- [TASK MATERIAL]:
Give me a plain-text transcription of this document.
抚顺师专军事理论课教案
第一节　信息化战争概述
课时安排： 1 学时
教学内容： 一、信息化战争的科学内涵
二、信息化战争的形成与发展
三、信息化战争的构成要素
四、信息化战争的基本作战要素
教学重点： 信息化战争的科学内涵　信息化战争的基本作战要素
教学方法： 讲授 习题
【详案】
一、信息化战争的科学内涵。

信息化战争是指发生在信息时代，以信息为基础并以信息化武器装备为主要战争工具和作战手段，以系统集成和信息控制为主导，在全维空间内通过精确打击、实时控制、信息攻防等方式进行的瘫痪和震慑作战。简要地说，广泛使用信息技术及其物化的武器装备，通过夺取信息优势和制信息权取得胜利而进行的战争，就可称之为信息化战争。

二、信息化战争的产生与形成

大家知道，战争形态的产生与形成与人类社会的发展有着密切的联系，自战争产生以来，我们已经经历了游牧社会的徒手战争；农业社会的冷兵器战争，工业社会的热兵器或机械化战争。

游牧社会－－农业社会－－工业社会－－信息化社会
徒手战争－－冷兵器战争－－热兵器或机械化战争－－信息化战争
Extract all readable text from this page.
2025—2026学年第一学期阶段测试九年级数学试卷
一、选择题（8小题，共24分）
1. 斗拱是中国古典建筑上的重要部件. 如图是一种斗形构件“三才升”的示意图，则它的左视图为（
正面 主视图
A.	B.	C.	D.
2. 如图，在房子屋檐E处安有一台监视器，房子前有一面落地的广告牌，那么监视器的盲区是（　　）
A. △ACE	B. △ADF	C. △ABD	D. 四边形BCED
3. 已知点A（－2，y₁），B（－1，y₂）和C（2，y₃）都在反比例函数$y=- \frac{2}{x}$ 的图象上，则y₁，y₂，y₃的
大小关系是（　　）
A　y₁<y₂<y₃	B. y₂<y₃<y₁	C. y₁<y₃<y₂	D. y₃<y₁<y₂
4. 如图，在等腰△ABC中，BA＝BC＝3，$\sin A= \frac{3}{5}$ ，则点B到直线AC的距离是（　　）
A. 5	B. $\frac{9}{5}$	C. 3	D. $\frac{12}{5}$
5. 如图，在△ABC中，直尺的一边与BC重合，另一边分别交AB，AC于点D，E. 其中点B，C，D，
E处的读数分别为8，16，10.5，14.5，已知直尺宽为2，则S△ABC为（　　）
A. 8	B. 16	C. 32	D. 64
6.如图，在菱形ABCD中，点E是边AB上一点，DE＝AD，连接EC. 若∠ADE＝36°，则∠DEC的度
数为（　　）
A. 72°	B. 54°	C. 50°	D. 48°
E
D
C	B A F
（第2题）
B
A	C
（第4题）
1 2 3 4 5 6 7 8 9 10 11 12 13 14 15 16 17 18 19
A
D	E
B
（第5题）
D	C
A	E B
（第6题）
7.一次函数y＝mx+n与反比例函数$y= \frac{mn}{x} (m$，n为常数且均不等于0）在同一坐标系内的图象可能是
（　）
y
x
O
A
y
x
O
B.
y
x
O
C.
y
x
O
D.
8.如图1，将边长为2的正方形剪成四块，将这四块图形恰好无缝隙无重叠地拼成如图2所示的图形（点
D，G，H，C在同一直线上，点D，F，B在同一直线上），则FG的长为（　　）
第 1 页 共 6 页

- [DIRECTIONS FOR THIS TASK]:
Make an exact copy of every line from the one with "Extract all readable text from this page." to the end of the data, with the first and last of those lines included.

- [EXERCISE OUTPUT]:
Extract all readable text from this page.
2025—2026学年第一学期阶段测试九年级数学试卷
一、选择题（8小题，共24分）
1. 斗拱是中国古典建筑上的重要部件. 如图是一种斗形构件“三才升”的示意图，则它的左视图为（
正面 主视图
A.	B.	C.	D.
2. 如图，在房子屋檐E处安有一台监视器，房子前有一面落地的广告牌，那么监视器的盲区是（　　）
A. △ACE	B. △ADF	C. △ABD	D. 四边形BCED
3. 已知点A（－2，y₁），B（－1，y₂）和C（2，y₃）都在反比例函数$y=- \frac{2}{x}$ 的图象上，则y₁，y₂，y₃的
大小关系是（　　）
A　y₁<y₂<y₃	B. y₂<y₃<y₁	C. y₁<y₃<y₂	D. y₃<y₁<y₂
4. 如图，在等腰△ABC中，BA＝BC＝3，$\sin A= \frac{3}{5}$ ，则点B到直线AC的距离是（　　）
A. 5	B. $\frac{9}{5}$	C. 3	D. $\frac{12}{5}$
5. 如图，在△ABC中，直尺的一边与BC重合，另一边分别交AB，AC于点D，E. 其中点B，C，D，
E处的读数分别为8，16，10.5，14.5，已知直尺宽为2，则S△ABC为（　　）
A. 8	B. 16	C. 32	D. 64
6.如图，在菱形ABCD中，点E是边AB上一点，DE＝AD，连接EC. 若∠ADE＝36°，则∠DEC的度
数为（　　）
A. 72°	B. 54°	C. 50°	D. 48°
E
D
C	B A F
（第2题）
B
A	C
（第4题）
1 2 3 4 5 6 7 8 9 10 11 12 13 14 15 16 17 18 19
A
D	E
B
（第5题）
D	C
A	E B
（第6题）
7.一次函数y＝mx+n与反比例函数$y= \frac{mn}{x} (m$，n为常数且均不等于0）在同一坐标系内的图象可能是
（　）
y
x
O
A
y
x
O
B.
y
x
O
C.
y
x
O
D.
8.如图1，将边长为2的正方形剪成四块，将这四块图形恰好无缝隙无重叠地拼成如图2所示的图形（点
D，G，H，C在同一直线上，点D，F，B在同一直线上），则FG的长为（　　）
第 1 页 共 6 页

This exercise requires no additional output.